Exercise description → Drop every picture and give the entries back exactly.

Working data →
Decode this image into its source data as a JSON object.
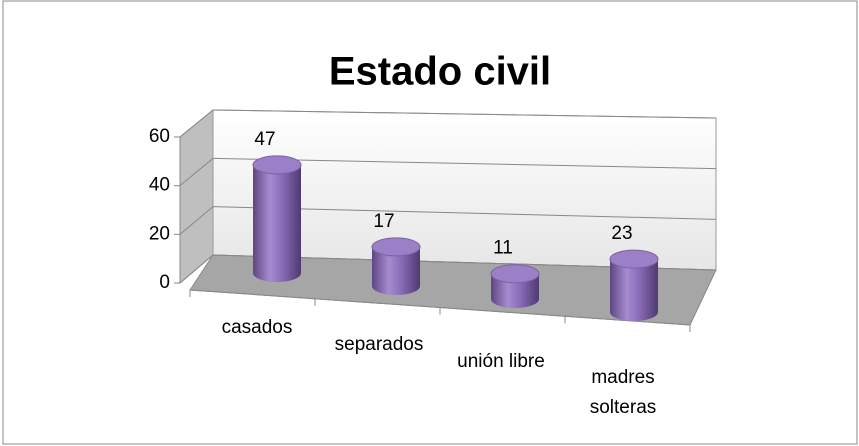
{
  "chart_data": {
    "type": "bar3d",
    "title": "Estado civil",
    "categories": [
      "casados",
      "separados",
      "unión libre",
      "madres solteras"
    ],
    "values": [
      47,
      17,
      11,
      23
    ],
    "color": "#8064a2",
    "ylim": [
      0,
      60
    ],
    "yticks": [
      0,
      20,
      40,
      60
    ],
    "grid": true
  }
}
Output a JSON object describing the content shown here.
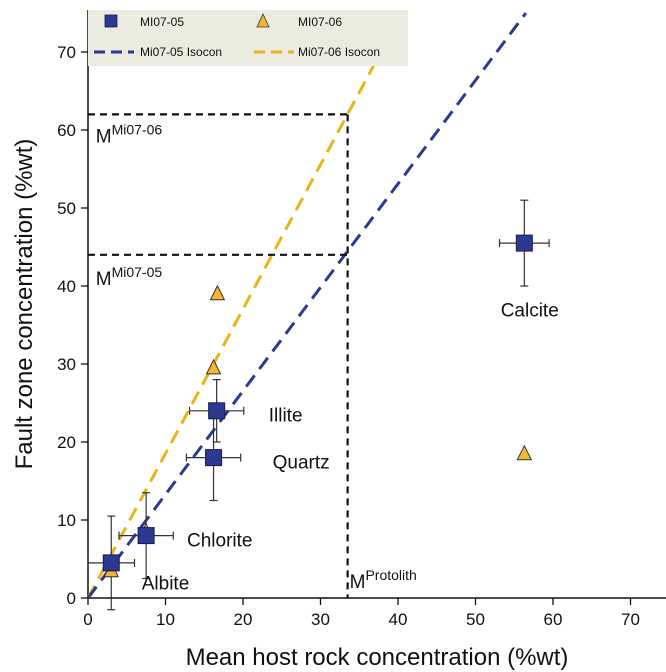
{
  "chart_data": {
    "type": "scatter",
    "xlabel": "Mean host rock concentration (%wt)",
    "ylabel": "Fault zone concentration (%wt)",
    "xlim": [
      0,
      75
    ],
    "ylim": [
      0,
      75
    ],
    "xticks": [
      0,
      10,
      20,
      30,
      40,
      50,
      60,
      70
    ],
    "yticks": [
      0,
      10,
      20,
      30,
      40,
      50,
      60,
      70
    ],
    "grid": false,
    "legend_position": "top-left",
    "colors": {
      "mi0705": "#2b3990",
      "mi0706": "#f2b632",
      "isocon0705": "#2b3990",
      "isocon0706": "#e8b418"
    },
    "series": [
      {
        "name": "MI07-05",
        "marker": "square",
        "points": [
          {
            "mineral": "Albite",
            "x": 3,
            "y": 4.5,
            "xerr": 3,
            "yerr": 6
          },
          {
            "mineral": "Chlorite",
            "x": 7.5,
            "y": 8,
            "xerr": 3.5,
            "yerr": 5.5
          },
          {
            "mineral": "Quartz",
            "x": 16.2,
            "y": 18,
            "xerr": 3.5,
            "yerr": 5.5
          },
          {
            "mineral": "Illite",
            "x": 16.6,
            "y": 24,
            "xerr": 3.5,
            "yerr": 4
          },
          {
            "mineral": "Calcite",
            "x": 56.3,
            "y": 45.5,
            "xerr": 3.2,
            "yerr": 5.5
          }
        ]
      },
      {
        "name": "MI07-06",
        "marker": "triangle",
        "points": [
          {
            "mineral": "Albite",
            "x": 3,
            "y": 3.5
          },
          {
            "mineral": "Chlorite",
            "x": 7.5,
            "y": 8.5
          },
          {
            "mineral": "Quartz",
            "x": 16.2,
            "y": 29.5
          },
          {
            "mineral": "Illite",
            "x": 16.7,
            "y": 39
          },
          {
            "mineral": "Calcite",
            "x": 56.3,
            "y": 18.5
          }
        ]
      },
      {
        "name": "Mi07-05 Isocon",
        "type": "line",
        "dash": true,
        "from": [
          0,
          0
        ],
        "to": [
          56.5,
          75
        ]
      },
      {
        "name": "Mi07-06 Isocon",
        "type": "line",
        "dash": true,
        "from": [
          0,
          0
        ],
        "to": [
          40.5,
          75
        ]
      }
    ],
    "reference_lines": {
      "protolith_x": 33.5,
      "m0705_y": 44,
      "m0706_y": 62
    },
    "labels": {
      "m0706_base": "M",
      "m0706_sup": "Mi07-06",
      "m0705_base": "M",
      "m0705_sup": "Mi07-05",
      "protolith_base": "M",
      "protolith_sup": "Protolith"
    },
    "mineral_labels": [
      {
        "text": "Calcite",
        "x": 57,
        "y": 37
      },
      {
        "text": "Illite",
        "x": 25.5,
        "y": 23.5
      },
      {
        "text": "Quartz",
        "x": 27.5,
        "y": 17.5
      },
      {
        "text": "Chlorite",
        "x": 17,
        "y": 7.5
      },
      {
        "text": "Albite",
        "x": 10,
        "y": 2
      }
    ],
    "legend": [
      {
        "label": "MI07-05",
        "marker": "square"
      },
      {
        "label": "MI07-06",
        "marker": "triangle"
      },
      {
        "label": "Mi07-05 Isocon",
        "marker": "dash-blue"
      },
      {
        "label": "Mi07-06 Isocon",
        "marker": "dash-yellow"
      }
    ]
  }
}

Solution →
Decode this image into its source data as a JSON object.
{
  "chart_data": {
    "type": "bar3d",
    "title": "Estado civil",
    "categories": [
      "casados",
      "separados",
      "unión libre",
      "madres solteras"
    ],
    "values": [
      47,
      17,
      11,
      23
    ],
    "color": "#8064a2",
    "ylim": [
      0,
      60
    ],
    "yticks": [
      0,
      20,
      40,
      60
    ],
    "grid": true
  }
}
Output a JSON object describing the content shown here.
{
  "chart_data": {
    "type": "scatter",
    "xlabel": "Mean host rock concentration (%wt)",
    "ylabel": "Fault zone concentration (%wt)",
    "xlim": [
      0,
      75
    ],
    "ylim": [
      0,
      75
    ],
    "xticks": [
      0,
      10,
      20,
      30,
      40,
      50,
      60,
      70
    ],
    "yticks": [
      0,
      10,
      20,
      30,
      40,
      50,
      60,
      70
    ],
    "grid": false,
    "legend_position": "top-left",
    "colors": {
      "mi0705": "#2b3990",
      "mi0706": "#f2b632",
      "isocon0705": "#2b3990",
      "isocon0706": "#e8b418"
    },
    "series": [
      {
        "name": "MI07-05",
        "marker": "square",
        "points": [
          {
            "mineral": "Albite",
            "x": 3,
            "y": 4.5,
            "xerr": 3,
            "yerr": 6
          },
          {
            "mineral": "Chlorite",
            "x": 7.5,
            "y": 8,
            "xerr": 3.5,
            "yerr": 5.5
          },
          {
            "mineral": "Quartz",
            "x": 16.2,
            "y": 18,
            "xerr": 3.5,
            "yerr": 5.5
          },
          {
            "mineral": "Illite",
            "x": 16.6,
            "y": 24,
            "xerr": 3.5,
            "yerr": 4
          },
          {
            "mineral": "Calcite",
            "x": 56.3,
            "y": 45.5,
            "xerr": 3.2,
            "yerr": 5.5
          }
        ]
      },
      {
        "name": "MI07-06",
        "marker": "triangle",
        "points": [
          {
            "mineral": "Albite",
            "x": 3,
            "y": 3.5
          },
          {
            "mineral": "Chlorite",
            "x": 7.5,
            "y": 8.5
          },
          {
            "mineral": "Quartz",
            "x": 16.2,
            "y": 29.5
          },
          {
            "mineral": "Illite",
            "x": 16.7,
            "y": 39
          },
          {
            "mineral": "Calcite",
            "x": 56.3,
            "y": 18.5
          }
        ]
      },
      {
        "name": "Mi07-05 Isocon",
        "type": "line",
        "dash": true,
        "from": [
          0,
          0
        ],
        "to": [
          56.5,
          75
        ]
      },
      {
        "name": "Mi07-06 Isocon",
        "type": "line",
        "dash": true,
        "from": [
          0,
          0
        ],
        "to": [
          40.5,
          75
        ]
      }
    ],
    "reference_lines": {
      "protolith_x": 33.5,
      "m0705_y": 44,
      "m0706_y": 62
    },
    "labels": {
      "m0706_base": "M",
      "m0706_sup": "Mi07-06",
      "m0705_base": "M",
      "m0705_sup": "Mi07-05",
      "protolith_base": "M",
      "protolith_sup": "Protolith"
    },
    "mineral_labels": [
      {
        "text": "Calcite",
        "x": 57,
        "y": 37
      },
      {
        "text": "Illite",
        "x": 25.5,
        "y": 23.5
      },
      {
        "text": "Quartz",
        "x": 27.5,
        "y": 17.5
      },
      {
        "text": "Chlorite",
        "x": 17,
        "y": 7.5
      },
      {
        "text": "Albite",
        "x": 10,
        "y": 2
      }
    ],
    "legend": [
      {
        "label": "MI07-05",
        "marker": "square"
      },
      {
        "label": "MI07-06",
        "marker": "triangle"
      },
      {
        "label": "Mi07-05 Isocon",
        "marker": "dash-blue"
      },
      {
        "label": "Mi07-06 Isocon",
        "marker": "dash-yellow"
      }
    ]
  }
}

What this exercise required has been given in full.